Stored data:

----

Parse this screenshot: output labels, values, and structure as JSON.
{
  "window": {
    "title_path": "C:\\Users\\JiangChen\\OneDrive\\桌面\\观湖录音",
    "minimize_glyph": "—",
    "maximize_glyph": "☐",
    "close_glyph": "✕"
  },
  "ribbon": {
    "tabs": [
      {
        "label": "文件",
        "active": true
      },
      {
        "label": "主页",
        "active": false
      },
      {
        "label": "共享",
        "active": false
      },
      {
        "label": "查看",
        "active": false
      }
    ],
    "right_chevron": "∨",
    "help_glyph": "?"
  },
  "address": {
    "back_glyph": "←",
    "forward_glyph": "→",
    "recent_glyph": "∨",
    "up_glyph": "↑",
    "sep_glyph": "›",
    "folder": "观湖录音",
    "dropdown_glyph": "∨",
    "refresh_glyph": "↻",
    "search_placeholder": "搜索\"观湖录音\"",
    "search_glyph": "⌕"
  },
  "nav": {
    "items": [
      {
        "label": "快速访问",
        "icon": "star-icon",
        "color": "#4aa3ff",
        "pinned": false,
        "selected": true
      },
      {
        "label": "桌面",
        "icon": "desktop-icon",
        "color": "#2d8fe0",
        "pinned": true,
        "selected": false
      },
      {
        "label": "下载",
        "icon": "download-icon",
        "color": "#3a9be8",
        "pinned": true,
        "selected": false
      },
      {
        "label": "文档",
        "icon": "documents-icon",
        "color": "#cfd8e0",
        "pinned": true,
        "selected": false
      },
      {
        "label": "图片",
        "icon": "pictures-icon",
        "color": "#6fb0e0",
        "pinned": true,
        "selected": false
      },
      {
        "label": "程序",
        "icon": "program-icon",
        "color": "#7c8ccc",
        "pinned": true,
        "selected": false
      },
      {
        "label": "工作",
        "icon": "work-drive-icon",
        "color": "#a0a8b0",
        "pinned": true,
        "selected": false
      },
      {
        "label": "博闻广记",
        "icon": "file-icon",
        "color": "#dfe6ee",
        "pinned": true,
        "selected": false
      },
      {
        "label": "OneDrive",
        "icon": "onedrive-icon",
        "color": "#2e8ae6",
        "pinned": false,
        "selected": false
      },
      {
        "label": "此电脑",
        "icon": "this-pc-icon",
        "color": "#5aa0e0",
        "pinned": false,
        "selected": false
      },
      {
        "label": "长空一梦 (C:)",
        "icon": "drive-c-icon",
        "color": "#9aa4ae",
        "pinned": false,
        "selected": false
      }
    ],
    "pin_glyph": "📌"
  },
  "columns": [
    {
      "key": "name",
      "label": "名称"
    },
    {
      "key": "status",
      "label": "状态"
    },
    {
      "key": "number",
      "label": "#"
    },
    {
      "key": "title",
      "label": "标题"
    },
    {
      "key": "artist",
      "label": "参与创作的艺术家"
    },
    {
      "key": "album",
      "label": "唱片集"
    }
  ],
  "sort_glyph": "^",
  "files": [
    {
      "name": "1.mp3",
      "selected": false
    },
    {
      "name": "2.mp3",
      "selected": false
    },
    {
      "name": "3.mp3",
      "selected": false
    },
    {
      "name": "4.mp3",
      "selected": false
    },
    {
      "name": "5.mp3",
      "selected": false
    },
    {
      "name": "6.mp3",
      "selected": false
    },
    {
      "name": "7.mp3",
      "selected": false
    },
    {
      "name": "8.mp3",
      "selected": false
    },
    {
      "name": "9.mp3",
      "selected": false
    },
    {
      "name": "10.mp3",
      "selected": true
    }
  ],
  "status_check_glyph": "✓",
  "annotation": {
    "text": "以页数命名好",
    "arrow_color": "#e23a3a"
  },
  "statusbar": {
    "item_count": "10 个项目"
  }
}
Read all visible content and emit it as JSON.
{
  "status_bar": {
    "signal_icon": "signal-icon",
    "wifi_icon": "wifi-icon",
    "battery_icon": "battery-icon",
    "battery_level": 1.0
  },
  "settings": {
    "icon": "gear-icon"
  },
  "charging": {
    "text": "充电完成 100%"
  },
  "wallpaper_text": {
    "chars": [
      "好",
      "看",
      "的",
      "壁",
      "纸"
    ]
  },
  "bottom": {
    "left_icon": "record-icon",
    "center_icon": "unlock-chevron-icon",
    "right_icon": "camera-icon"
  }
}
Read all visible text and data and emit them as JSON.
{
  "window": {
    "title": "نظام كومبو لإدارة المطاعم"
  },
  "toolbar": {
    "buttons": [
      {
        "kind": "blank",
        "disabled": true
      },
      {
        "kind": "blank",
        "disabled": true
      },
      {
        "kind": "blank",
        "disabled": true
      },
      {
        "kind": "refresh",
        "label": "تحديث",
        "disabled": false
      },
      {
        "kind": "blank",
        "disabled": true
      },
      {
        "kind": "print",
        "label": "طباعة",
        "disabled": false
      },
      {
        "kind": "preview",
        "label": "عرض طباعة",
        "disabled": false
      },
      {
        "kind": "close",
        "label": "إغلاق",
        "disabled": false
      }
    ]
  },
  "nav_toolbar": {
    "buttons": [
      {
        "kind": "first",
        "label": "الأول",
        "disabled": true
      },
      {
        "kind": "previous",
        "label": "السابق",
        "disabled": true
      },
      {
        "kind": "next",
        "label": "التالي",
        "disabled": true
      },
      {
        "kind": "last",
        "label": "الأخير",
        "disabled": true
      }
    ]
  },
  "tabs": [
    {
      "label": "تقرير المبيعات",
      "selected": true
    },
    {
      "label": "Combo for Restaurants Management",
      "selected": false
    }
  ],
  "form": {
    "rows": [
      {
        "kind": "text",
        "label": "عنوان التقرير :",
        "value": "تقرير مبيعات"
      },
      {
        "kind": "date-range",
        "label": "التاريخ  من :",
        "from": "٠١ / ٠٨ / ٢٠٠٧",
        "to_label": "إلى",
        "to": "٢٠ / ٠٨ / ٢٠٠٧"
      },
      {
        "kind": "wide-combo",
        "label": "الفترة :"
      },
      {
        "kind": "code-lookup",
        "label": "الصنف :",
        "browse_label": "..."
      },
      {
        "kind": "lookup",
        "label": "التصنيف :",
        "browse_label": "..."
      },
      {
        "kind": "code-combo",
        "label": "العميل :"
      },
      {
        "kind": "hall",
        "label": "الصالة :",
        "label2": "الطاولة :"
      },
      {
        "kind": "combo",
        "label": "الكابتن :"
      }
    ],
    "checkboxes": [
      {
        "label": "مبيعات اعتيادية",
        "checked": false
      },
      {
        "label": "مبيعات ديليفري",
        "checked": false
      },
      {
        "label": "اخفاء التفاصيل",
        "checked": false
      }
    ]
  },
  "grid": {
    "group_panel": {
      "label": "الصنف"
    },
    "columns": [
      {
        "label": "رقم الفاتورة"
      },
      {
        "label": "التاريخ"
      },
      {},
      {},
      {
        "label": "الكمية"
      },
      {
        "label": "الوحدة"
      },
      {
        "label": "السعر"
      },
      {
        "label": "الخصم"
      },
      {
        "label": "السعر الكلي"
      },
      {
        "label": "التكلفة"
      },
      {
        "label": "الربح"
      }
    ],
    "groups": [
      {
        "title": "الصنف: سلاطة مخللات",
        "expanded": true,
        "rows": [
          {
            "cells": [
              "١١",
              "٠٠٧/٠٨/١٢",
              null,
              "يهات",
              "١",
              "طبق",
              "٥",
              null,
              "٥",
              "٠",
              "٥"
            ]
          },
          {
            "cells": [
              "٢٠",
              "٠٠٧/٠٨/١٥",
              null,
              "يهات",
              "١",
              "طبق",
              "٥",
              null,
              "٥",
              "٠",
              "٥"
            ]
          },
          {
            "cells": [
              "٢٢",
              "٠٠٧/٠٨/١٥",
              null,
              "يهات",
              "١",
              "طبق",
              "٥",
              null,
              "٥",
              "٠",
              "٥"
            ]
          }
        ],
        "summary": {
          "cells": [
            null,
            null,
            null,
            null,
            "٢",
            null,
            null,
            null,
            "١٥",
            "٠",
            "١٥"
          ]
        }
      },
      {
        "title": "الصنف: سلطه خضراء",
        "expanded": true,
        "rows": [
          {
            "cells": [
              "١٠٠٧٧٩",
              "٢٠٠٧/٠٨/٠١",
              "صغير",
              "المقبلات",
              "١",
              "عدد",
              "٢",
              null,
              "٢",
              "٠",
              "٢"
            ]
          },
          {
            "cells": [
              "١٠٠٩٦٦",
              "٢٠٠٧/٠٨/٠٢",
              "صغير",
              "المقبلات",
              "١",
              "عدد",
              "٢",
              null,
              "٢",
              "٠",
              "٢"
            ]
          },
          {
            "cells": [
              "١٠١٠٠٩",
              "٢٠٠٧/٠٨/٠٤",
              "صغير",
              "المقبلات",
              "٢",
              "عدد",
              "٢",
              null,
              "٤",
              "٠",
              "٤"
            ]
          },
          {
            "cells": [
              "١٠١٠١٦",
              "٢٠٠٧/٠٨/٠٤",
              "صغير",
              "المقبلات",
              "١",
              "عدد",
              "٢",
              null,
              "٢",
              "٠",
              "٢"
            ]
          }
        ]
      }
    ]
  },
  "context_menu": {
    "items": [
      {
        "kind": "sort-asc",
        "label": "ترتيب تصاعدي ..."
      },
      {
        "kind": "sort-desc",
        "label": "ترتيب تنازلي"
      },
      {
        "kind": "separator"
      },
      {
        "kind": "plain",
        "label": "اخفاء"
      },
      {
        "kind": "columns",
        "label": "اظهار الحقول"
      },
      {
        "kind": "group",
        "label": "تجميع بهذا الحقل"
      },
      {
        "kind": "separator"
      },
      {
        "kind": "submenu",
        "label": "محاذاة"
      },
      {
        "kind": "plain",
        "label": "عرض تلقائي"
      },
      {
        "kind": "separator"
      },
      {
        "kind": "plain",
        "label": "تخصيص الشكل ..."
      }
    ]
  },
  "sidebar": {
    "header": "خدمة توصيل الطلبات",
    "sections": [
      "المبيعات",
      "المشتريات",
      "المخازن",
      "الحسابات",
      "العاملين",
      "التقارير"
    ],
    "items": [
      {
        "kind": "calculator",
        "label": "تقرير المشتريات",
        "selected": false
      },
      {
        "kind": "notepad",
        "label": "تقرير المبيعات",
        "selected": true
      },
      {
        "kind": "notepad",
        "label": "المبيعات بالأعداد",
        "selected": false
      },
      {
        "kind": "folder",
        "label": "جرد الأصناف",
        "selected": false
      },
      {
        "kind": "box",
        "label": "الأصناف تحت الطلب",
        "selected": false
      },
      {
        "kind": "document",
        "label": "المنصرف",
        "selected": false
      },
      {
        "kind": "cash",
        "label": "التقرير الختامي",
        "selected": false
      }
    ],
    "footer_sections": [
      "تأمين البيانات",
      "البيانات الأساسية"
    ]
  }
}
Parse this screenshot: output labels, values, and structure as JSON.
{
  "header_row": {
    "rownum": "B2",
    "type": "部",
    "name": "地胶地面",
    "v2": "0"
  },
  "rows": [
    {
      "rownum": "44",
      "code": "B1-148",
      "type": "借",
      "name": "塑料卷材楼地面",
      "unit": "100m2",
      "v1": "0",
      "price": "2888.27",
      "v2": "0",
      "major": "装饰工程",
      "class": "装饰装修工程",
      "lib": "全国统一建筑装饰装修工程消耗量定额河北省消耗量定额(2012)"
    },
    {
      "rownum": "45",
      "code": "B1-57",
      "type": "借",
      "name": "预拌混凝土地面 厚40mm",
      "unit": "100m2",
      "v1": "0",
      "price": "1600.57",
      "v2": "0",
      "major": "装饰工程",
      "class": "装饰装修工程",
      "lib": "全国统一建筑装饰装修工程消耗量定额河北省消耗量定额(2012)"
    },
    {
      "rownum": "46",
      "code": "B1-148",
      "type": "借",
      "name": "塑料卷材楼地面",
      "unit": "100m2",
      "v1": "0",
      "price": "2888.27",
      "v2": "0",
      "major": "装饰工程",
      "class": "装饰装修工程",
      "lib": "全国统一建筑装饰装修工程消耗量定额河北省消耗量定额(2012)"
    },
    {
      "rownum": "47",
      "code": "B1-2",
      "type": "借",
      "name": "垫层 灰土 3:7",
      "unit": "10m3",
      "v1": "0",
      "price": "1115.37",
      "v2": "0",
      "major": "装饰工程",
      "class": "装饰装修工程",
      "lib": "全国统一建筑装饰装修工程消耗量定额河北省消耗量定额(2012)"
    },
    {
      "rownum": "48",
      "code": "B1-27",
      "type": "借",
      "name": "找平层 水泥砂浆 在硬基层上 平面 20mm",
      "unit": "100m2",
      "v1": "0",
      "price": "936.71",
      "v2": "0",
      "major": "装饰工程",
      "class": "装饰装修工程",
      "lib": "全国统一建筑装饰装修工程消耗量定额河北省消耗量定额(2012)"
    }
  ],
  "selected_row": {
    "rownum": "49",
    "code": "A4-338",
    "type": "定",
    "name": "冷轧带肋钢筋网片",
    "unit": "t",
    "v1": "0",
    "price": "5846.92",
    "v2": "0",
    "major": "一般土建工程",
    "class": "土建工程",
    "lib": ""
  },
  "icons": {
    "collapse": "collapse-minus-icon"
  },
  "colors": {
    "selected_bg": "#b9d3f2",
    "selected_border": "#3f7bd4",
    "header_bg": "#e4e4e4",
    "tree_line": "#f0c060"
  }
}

----

**Task to carry out**
Lines containing the string "Read" are to be selected and copied.

**Reply to the task**
Read all visible content and emit it as JSON.
Read all visible text and data and emit them as JSON.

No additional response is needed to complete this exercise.